## [What is required]
Return each line of the listing below, unchanged, and omit the images.

## [Entries provided]
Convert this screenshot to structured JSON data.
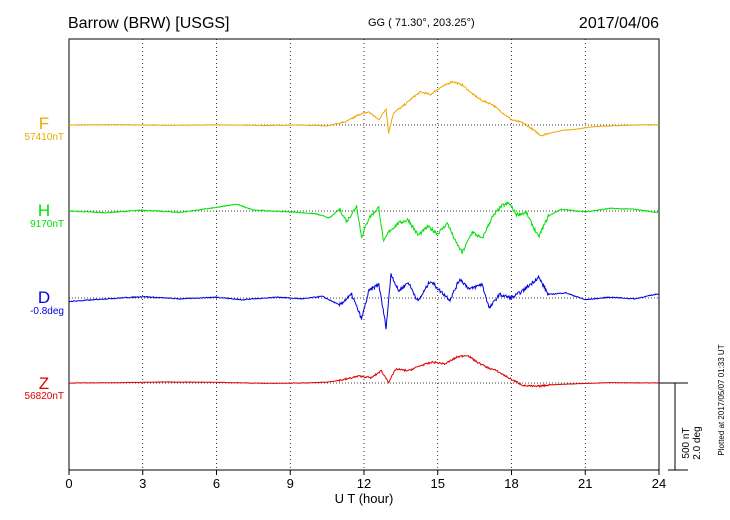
{
  "header": {
    "station": "Barrow (BRW)  [USGS]",
    "coords": "GG ( 71.30°, 203.25°)",
    "date": "2017/04/06"
  },
  "footer": {
    "plotted": "Plotted at 2017/05/07 01:33 UT"
  },
  "scale": {
    "nt": "500 nT",
    "deg": "2.0 deg"
  },
  "chart_data": {
    "type": "line",
    "xlabel": "U T (hour)",
    "xlim": [
      0,
      24
    ],
    "xticks": [
      0,
      3,
      6,
      9,
      12,
      15,
      18,
      21,
      24
    ],
    "grid": "vertical dotted lines at every 3 h; dotted baseline per component",
    "scale_bar": {
      "nT": 500,
      "deg": 2.0
    },
    "series": [
      {
        "name": "F",
        "baseline_label": "57410nT",
        "color": "#f0a800",
        "points": [
          [
            0,
            0
          ],
          [
            2,
            2
          ],
          [
            4,
            -2
          ],
          [
            6,
            1
          ],
          [
            8,
            -3
          ],
          [
            9.5,
            0
          ],
          [
            10.5,
            -5
          ],
          [
            11.3,
            20
          ],
          [
            11.8,
            60
          ],
          [
            12.2,
            75
          ],
          [
            12.6,
            30
          ],
          [
            12.9,
            95
          ],
          [
            13.0,
            -45
          ],
          [
            13.2,
            70
          ],
          [
            13.6,
            110
          ],
          [
            14.0,
            160
          ],
          [
            14.3,
            190
          ],
          [
            14.7,
            175
          ],
          [
            15.1,
            215
          ],
          [
            15.6,
            250
          ],
          [
            16.0,
            230
          ],
          [
            16.4,
            180
          ],
          [
            16.8,
            140
          ],
          [
            17.2,
            120
          ],
          [
            17.6,
            75
          ],
          [
            18.0,
            30
          ],
          [
            18.5,
            10
          ],
          [
            18.8,
            -20
          ],
          [
            19.2,
            -60
          ],
          [
            19.6,
            -45
          ],
          [
            20.1,
            -30
          ],
          [
            20.6,
            -25
          ],
          [
            21.3,
            -10
          ],
          [
            22.0,
            -5
          ],
          [
            23.0,
            0
          ],
          [
            24.0,
            2
          ]
        ]
      },
      {
        "name": "H",
        "baseline_label": "9170nT",
        "color": "#00e000",
        "points": [
          [
            0,
            0
          ],
          [
            1.5,
            -10
          ],
          [
            3,
            5
          ],
          [
            4.5,
            -8
          ],
          [
            6,
            20
          ],
          [
            6.8,
            40
          ],
          [
            7.5,
            5
          ],
          [
            9,
            -5
          ],
          [
            10,
            -15
          ],
          [
            10.6,
            -40
          ],
          [
            11,
            10
          ],
          [
            11.3,
            -60
          ],
          [
            11.7,
            30
          ],
          [
            11.9,
            -150
          ],
          [
            12.2,
            -40
          ],
          [
            12.6,
            20
          ],
          [
            12.8,
            -180
          ],
          [
            13.0,
            -120
          ],
          [
            13.4,
            -70
          ],
          [
            13.8,
            -50
          ],
          [
            14.2,
            -140
          ],
          [
            14.6,
            -90
          ],
          [
            15.0,
            -130
          ],
          [
            15.4,
            -70
          ],
          [
            15.7,
            -170
          ],
          [
            16.0,
            -240
          ],
          [
            16.4,
            -120
          ],
          [
            16.8,
            -160
          ],
          [
            17.2,
            -40
          ],
          [
            17.6,
            30
          ],
          [
            17.9,
            45
          ],
          [
            18.2,
            -20
          ],
          [
            18.6,
            -10
          ],
          [
            19.1,
            -150
          ],
          [
            19.5,
            -30
          ],
          [
            20,
            10
          ],
          [
            21,
            -5
          ],
          [
            22,
            15
          ],
          [
            23,
            10
          ],
          [
            24,
            -10
          ]
        ]
      },
      {
        "name": "D",
        "baseline_label": "-0.8deg",
        "color": "#0000e0",
        "points": [
          [
            0,
            -20
          ],
          [
            1.5,
            -5
          ],
          [
            3,
            8
          ],
          [
            4.5,
            -5
          ],
          [
            6,
            5
          ],
          [
            7,
            -10
          ],
          [
            8.5,
            5
          ],
          [
            9.5,
            -5
          ],
          [
            10.3,
            10
          ],
          [
            11.0,
            -40
          ],
          [
            11.5,
            20
          ],
          [
            11.9,
            -120
          ],
          [
            12.2,
            40
          ],
          [
            12.6,
            80
          ],
          [
            12.9,
            -170
          ],
          [
            13.1,
            140
          ],
          [
            13.4,
            40
          ],
          [
            13.8,
            90
          ],
          [
            14.2,
            -20
          ],
          [
            14.7,
            100
          ],
          [
            15.1,
            40
          ],
          [
            15.5,
            -10
          ],
          [
            15.9,
            110
          ],
          [
            16.3,
            50
          ],
          [
            16.8,
            80
          ],
          [
            17.1,
            -60
          ],
          [
            17.5,
            20
          ],
          [
            18.0,
            0
          ],
          [
            18.5,
            45
          ],
          [
            19.1,
            120
          ],
          [
            19.5,
            20
          ],
          [
            20.2,
            30
          ],
          [
            21,
            -10
          ],
          [
            22,
            5
          ],
          [
            23,
            -5
          ],
          [
            24,
            25
          ]
        ]
      },
      {
        "name": "Z",
        "baseline_label": "56820nT",
        "color": "#e00000",
        "points": [
          [
            0,
            0
          ],
          [
            2,
            2
          ],
          [
            4,
            6
          ],
          [
            6,
            4
          ],
          [
            8,
            -2
          ],
          [
            9.6,
            0
          ],
          [
            10.5,
            5
          ],
          [
            11.2,
            20
          ],
          [
            11.8,
            40
          ],
          [
            12.3,
            30
          ],
          [
            12.7,
            70
          ],
          [
            13.0,
            5
          ],
          [
            13.3,
            80
          ],
          [
            13.8,
            70
          ],
          [
            14.3,
            100
          ],
          [
            14.8,
            120
          ],
          [
            15.3,
            110
          ],
          [
            15.8,
            150
          ],
          [
            16.2,
            160
          ],
          [
            16.6,
            120
          ],
          [
            17.0,
            90
          ],
          [
            17.4,
            70
          ],
          [
            18.0,
            20
          ],
          [
            18.5,
            -15
          ],
          [
            19.0,
            -20
          ],
          [
            19.6,
            -10
          ],
          [
            20.5,
            -5
          ],
          [
            22,
            2
          ],
          [
            24,
            0
          ]
        ]
      }
    ]
  }
}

## [Correct answer]
Convert this screenshot to structured JSON data.
{
  "header": {
    "station": "Barrow (BRW)  [USGS]",
    "coords": "GG ( 71.30°, 203.25°)",
    "date": "2017/04/06"
  },
  "footer": {
    "plotted": "Plotted at 2017/05/07 01:33 UT"
  },
  "scale": {
    "nt": "500 nT",
    "deg": "2.0 deg"
  },
  "chart_data": {
    "type": "line",
    "xlabel": "U T (hour)",
    "xlim": [
      0,
      24
    ],
    "xticks": [
      0,
      3,
      6,
      9,
      12,
      15,
      18,
      21,
      24
    ],
    "grid": "vertical dotted lines at every 3 h; dotted baseline per component",
    "scale_bar": {
      "nT": 500,
      "deg": 2.0
    },
    "series": [
      {
        "name": "F",
        "baseline_label": "57410nT",
        "color": "#f0a800",
        "points": [
          [
            0,
            0
          ],
          [
            2,
            2
          ],
          [
            4,
            -2
          ],
          [
            6,
            1
          ],
          [
            8,
            -3
          ],
          [
            9.5,
            0
          ],
          [
            10.5,
            -5
          ],
          [
            11.3,
            20
          ],
          [
            11.8,
            60
          ],
          [
            12.2,
            75
          ],
          [
            12.6,
            30
          ],
          [
            12.9,
            95
          ],
          [
            13.0,
            -45
          ],
          [
            13.2,
            70
          ],
          [
            13.6,
            110
          ],
          [
            14.0,
            160
          ],
          [
            14.3,
            190
          ],
          [
            14.7,
            175
          ],
          [
            15.1,
            215
          ],
          [
            15.6,
            250
          ],
          [
            16.0,
            230
          ],
          [
            16.4,
            180
          ],
          [
            16.8,
            140
          ],
          [
            17.2,
            120
          ],
          [
            17.6,
            75
          ],
          [
            18.0,
            30
          ],
          [
            18.5,
            10
          ],
          [
            18.8,
            -20
          ],
          [
            19.2,
            -60
          ],
          [
            19.6,
            -45
          ],
          [
            20.1,
            -30
          ],
          [
            20.6,
            -25
          ],
          [
            21.3,
            -10
          ],
          [
            22.0,
            -5
          ],
          [
            23.0,
            0
          ],
          [
            24.0,
            2
          ]
        ]
      },
      {
        "name": "H",
        "baseline_label": "9170nT",
        "color": "#00e000",
        "points": [
          [
            0,
            0
          ],
          [
            1.5,
            -10
          ],
          [
            3,
            5
          ],
          [
            4.5,
            -8
          ],
          [
            6,
            20
          ],
          [
            6.8,
            40
          ],
          [
            7.5,
            5
          ],
          [
            9,
            -5
          ],
          [
            10,
            -15
          ],
          [
            10.6,
            -40
          ],
          [
            11,
            10
          ],
          [
            11.3,
            -60
          ],
          [
            11.7,
            30
          ],
          [
            11.9,
            -150
          ],
          [
            12.2,
            -40
          ],
          [
            12.6,
            20
          ],
          [
            12.8,
            -180
          ],
          [
            13.0,
            -120
          ],
          [
            13.4,
            -70
          ],
          [
            13.8,
            -50
          ],
          [
            14.2,
            -140
          ],
          [
            14.6,
            -90
          ],
          [
            15.0,
            -130
          ],
          [
            15.4,
            -70
          ],
          [
            15.7,
            -170
          ],
          [
            16.0,
            -240
          ],
          [
            16.4,
            -120
          ],
          [
            16.8,
            -160
          ],
          [
            17.2,
            -40
          ],
          [
            17.6,
            30
          ],
          [
            17.9,
            45
          ],
          [
            18.2,
            -20
          ],
          [
            18.6,
            -10
          ],
          [
            19.1,
            -150
          ],
          [
            19.5,
            -30
          ],
          [
            20,
            10
          ],
          [
            21,
            -5
          ],
          [
            22,
            15
          ],
          [
            23,
            10
          ],
          [
            24,
            -10
          ]
        ]
      },
      {
        "name": "D",
        "baseline_label": "-0.8deg",
        "color": "#0000e0",
        "points": [
          [
            0,
            -20
          ],
          [
            1.5,
            -5
          ],
          [
            3,
            8
          ],
          [
            4.5,
            -5
          ],
          [
            6,
            5
          ],
          [
            7,
            -10
          ],
          [
            8.5,
            5
          ],
          [
            9.5,
            -5
          ],
          [
            10.3,
            10
          ],
          [
            11.0,
            -40
          ],
          [
            11.5,
            20
          ],
          [
            11.9,
            -120
          ],
          [
            12.2,
            40
          ],
          [
            12.6,
            80
          ],
          [
            12.9,
            -170
          ],
          [
            13.1,
            140
          ],
          [
            13.4,
            40
          ],
          [
            13.8,
            90
          ],
          [
            14.2,
            -20
          ],
          [
            14.7,
            100
          ],
          [
            15.1,
            40
          ],
          [
            15.5,
            -10
          ],
          [
            15.9,
            110
          ],
          [
            16.3,
            50
          ],
          [
            16.8,
            80
          ],
          [
            17.1,
            -60
          ],
          [
            17.5,
            20
          ],
          [
            18.0,
            0
          ],
          [
            18.5,
            45
          ],
          [
            19.1,
            120
          ],
          [
            19.5,
            20
          ],
          [
            20.2,
            30
          ],
          [
            21,
            -10
          ],
          [
            22,
            5
          ],
          [
            23,
            -5
          ],
          [
            24,
            25
          ]
        ]
      },
      {
        "name": "Z",
        "baseline_label": "56820nT",
        "color": "#e00000",
        "points": [
          [
            0,
            0
          ],
          [
            2,
            2
          ],
          [
            4,
            6
          ],
          [
            6,
            4
          ],
          [
            8,
            -2
          ],
          [
            9.6,
            0
          ],
          [
            10.5,
            5
          ],
          [
            11.2,
            20
          ],
          [
            11.8,
            40
          ],
          [
            12.3,
            30
          ],
          [
            12.7,
            70
          ],
          [
            13.0,
            5
          ],
          [
            13.3,
            80
          ],
          [
            13.8,
            70
          ],
          [
            14.3,
            100
          ],
          [
            14.8,
            120
          ],
          [
            15.3,
            110
          ],
          [
            15.8,
            150
          ],
          [
            16.2,
            160
          ],
          [
            16.6,
            120
          ],
          [
            17.0,
            90
          ],
          [
            17.4,
            70
          ],
          [
            18.0,
            20
          ],
          [
            18.5,
            -15
          ],
          [
            19.0,
            -20
          ],
          [
            19.6,
            -10
          ],
          [
            20.5,
            -5
          ],
          [
            22,
            2
          ],
          [
            24,
            0
          ]
        ]
      }
    ]
  }
}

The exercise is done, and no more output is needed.